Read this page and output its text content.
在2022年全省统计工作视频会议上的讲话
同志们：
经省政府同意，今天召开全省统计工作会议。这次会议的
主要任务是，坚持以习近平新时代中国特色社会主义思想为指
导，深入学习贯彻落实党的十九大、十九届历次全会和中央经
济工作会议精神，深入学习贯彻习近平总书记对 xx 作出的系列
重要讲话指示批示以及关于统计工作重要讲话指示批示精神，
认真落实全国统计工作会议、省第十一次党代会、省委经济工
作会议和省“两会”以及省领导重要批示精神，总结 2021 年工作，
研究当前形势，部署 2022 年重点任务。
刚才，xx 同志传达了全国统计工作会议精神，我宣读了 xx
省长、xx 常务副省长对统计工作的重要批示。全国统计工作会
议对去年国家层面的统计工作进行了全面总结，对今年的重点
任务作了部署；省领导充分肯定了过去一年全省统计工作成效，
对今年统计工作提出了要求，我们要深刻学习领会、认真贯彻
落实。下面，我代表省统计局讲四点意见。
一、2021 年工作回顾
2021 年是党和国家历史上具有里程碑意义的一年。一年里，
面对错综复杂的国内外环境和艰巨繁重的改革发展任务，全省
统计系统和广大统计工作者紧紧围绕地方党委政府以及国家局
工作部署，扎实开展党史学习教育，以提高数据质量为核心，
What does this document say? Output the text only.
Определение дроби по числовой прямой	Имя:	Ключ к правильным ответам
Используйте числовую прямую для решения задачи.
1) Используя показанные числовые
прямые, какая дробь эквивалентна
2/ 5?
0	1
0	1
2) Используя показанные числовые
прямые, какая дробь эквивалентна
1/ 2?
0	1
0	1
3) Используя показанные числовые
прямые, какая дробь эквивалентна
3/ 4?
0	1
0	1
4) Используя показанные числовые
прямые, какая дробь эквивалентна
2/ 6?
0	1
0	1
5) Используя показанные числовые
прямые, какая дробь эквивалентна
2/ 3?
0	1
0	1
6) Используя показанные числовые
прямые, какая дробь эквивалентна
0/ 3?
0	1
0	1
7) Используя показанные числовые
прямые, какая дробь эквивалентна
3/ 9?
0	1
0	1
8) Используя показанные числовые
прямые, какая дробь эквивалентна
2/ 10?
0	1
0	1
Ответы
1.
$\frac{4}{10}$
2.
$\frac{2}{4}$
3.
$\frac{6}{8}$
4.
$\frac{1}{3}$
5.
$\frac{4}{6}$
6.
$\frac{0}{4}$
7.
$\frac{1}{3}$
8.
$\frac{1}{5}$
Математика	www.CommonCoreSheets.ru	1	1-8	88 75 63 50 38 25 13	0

------------------------------------------------------------

_THE REQUEST_
Print the whole listing again, exactly.

_FULL RESPONSE_
Read this page and output its text content.
在2022年全省统计工作视频会议上的讲话
同志们：
经省政府同意，今天召开全省统计工作会议。这次会议的
主要任务是，坚持以习近平新时代中国特色社会主义思想为指
导，深入学习贯彻落实党的十九大、十九届历次全会和中央经
济工作会议精神，深入学习贯彻习近平总书记对 xx 作出的系列
重要讲话指示批示以及关于统计工作重要讲话指示批示精神，
认真落实全国统计工作会议、省第十一次党代会、省委经济工
作会议和省“两会”以及省领导重要批示精神，总结 2021 年工作，
研究当前形势，部署 2022 年重点任务。
刚才，xx 同志传达了全国统计工作会议精神，我宣读了 xx
省长、xx 常务副省长对统计工作的重要批示。全国统计工作会
议对去年国家层面的统计工作进行了全面总结，对今年的重点
任务作了部署；省领导充分肯定了过去一年全省统计工作成效，
对今年统计工作提出了要求，我们要深刻学习领会、认真贯彻
落实。下面，我代表省统计局讲四点意见。
一、2021 年工作回顾
2021 年是党和国家历史上具有里程碑意义的一年。一年里，
面对错综复杂的国内外环境和艰巨繁重的改革发展任务，全省
统计系统和广大统计工作者紧紧围绕地方党委政府以及国家局
工作部署，扎实开展党史学习教育，以提高数据质量为核心，
What does this document say? Output the text only.
Определение дроби по числовой прямой	Имя:	Ключ к правильным ответам
Используйте числовую прямую для решения задачи.
1) Используя показанные числовые
прямые, какая дробь эквивалентна
2/ 5?
0	1
0	1
2) Используя показанные числовые
прямые, какая дробь эквивалентна
1/ 2?
0	1
0	1
3) Используя показанные числовые
прямые, какая дробь эквивалентна
3/ 4?
0	1
0	1
4) Используя показанные числовые
прямые, какая дробь эквивалентна
2/ 6?
0	1
0	1
5) Используя показанные числовые
прямые, какая дробь эквивалентна
2/ 3?
0	1
0	1
6) Используя показанные числовые
прямые, какая дробь эквивалентна
0/ 3?
0	1
0	1
7) Используя показанные числовые
прямые, какая дробь эквивалентна
3/ 9?
0	1
0	1
8) Используя показанные числовые
прямые, какая дробь эквивалентна
2/ 10?
0	1
0	1
Ответы
1.
$\frac{4}{10}$
2.
$\frac{2}{4}$
3.
$\frac{6}{8}$
4.
$\frac{1}{3}$
5.
$\frac{4}{6}$
6.
$\frac{0}{4}$
7.
$\frac{1}{3}$
8.
$\frac{1}{5}$
Математика	www.CommonCoreSheets.ru	1	1-8	88 75 63 50 38 25 13	0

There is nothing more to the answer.